(EXERCISE TEXT Opens)

With campuses in Idaho, California, Texas and Florida, NLC attracts students from across the nation ready to start long and rewarding careers.
“Over the years, NLC has improved its recruiting partnerships,” Eriksen says, “NLC is partnering with utilities and cooperatives nationwide to help recruit and train their workforce.”
NLC’s reach was broadened when the company was acquired by Quanta Services, a specialty contractor with the largest craft-skilled workforce in North America.
“The Quanta acquisition allowed NLC to continue to do everything we were already doing for the industry, yet provide so much more opportunity for our students,” says Eriksen. “We not only train them to do the job, but we also give them the industry education and career-planning skills they need to be highly effective at getting the job. “
At the end of the day, new people entering the workforce need strong and steady careers, and utilities and contractors need workers, Eriksen says.
"Our entry-level career programs exist in the middle, providing excellent training to the individual but also strategizing new ways to help employers find qualified workers ready to invest in long-term careers,” he says.
NLC’s educational approach is rooted in its Three-phased Educational Model. The Model focuses on the three domains of learning: Knowledge, Skill, and Behavior.
“This, along with maintaining a positive learning environment, sits at the core to everything we do at NLC,” he says.

(EXERCISE TEXT Closes)
(EXCERPTED DATA Opens)

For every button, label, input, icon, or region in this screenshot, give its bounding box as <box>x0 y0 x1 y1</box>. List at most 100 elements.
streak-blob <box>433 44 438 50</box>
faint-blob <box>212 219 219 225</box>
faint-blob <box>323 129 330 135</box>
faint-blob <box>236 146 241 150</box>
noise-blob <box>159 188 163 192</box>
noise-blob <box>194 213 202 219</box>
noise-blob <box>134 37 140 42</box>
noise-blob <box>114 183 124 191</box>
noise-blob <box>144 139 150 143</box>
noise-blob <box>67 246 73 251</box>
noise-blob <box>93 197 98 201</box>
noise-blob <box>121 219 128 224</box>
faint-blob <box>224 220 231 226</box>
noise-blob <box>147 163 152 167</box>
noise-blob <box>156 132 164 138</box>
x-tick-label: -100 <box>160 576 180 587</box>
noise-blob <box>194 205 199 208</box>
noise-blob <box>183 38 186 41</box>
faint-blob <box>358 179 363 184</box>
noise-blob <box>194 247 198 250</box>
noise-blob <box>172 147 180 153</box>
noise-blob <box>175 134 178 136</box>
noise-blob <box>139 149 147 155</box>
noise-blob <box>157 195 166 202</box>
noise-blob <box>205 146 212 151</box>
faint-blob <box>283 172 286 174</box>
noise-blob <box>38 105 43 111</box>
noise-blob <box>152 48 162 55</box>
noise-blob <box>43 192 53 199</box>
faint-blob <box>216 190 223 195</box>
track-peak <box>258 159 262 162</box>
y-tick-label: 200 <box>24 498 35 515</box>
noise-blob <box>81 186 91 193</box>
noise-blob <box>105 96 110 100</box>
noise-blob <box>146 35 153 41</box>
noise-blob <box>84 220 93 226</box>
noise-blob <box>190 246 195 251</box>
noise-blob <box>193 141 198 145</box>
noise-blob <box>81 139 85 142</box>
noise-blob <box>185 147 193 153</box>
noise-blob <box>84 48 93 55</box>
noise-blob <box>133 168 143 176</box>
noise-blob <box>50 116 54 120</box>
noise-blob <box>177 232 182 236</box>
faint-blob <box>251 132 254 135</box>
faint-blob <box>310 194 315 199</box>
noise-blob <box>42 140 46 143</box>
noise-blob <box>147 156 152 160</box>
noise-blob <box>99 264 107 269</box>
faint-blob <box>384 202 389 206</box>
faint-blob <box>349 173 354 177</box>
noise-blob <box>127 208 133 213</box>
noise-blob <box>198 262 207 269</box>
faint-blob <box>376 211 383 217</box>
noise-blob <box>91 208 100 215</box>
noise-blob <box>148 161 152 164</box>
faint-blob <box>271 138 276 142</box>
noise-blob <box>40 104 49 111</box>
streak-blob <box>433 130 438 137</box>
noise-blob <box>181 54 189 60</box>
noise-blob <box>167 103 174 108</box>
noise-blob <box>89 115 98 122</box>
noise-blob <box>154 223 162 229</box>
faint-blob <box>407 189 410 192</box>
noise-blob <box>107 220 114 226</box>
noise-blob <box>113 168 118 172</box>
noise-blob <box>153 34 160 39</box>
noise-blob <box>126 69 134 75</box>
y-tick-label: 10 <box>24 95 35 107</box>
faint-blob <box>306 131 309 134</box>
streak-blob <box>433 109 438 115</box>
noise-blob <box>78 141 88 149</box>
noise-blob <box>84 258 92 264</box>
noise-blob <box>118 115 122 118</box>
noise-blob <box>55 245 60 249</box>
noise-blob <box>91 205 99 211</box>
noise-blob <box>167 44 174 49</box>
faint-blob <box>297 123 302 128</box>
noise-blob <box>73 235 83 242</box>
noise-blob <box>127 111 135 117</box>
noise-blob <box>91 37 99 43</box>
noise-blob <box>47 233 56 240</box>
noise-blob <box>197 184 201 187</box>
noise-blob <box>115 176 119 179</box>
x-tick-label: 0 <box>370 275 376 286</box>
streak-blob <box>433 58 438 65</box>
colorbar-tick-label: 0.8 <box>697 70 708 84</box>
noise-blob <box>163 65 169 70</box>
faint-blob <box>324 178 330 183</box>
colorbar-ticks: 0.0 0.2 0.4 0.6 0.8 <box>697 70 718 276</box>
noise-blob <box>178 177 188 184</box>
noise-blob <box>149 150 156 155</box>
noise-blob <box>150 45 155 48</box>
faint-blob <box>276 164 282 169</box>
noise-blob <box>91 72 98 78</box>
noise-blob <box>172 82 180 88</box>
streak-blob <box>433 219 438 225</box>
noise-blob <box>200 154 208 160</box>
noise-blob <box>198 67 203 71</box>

(EXCERPTED DATA Closes)

▸ **PROBLEMS TO SOLVE**:
(a) Answer these questions about the text on NLC, one line each:
(i) In which states does NLC have campuses?
(ii) Which company acquired NLC?
(iii) What three domains of learning does NLC's Three-phased Educational Model focus on?
(b) Continue the text on NLC from its final sentence.

▸ **RESULTS FOR EACH TASK**:
(a)
(i) Idaho, California, Texas and Florida
(ii) Quanta Services
(iii) Knowledge, Skill, and Behavior

(b)
For its entry-level programs, NLC’s Admissions Team gives prospective students personal time and attention. Admissions consultants provide information regarding the industry, career opportunities and the requirements of the program.
Students are trained by NLC Training Specialists, dubbed the “Maroons,” who come into the role with rich experience in the trade. Once at NLC, these tradesmen go through NLC’s in-house professional technical educator courses to learn how to effectively teach to adult learners and gain confidence in the classroom.
“Our instructors are professional educators,” Eriksen says. “We never send new hires straight into the classroom. To output highly qualified graduates, we have to ensure our Maroons are also extremely qualified for the educational role we put them in.”
To succeed at NLC and ultimately, in the trade, students must have a diverse skill set.
“They must have a high physical stamina like a professional athlete and have a servant mentality like our nation’s military,” Eriksen says. “Graduates must be ready to deal with complex challenges in physically demanding situations—and NLC helps to prepare them.”
Though NLC does not spare students from tasting the real challenge of the work, they do promote a positive learning environment, focused on instilling good behaviors where students are challenged and encouraged to succeed. Students are placed in crews where teamwork is emphasized daily.
“We want our graduates to be successful, not only for them and their families but also for the employers they go to work for,” Eriksen says.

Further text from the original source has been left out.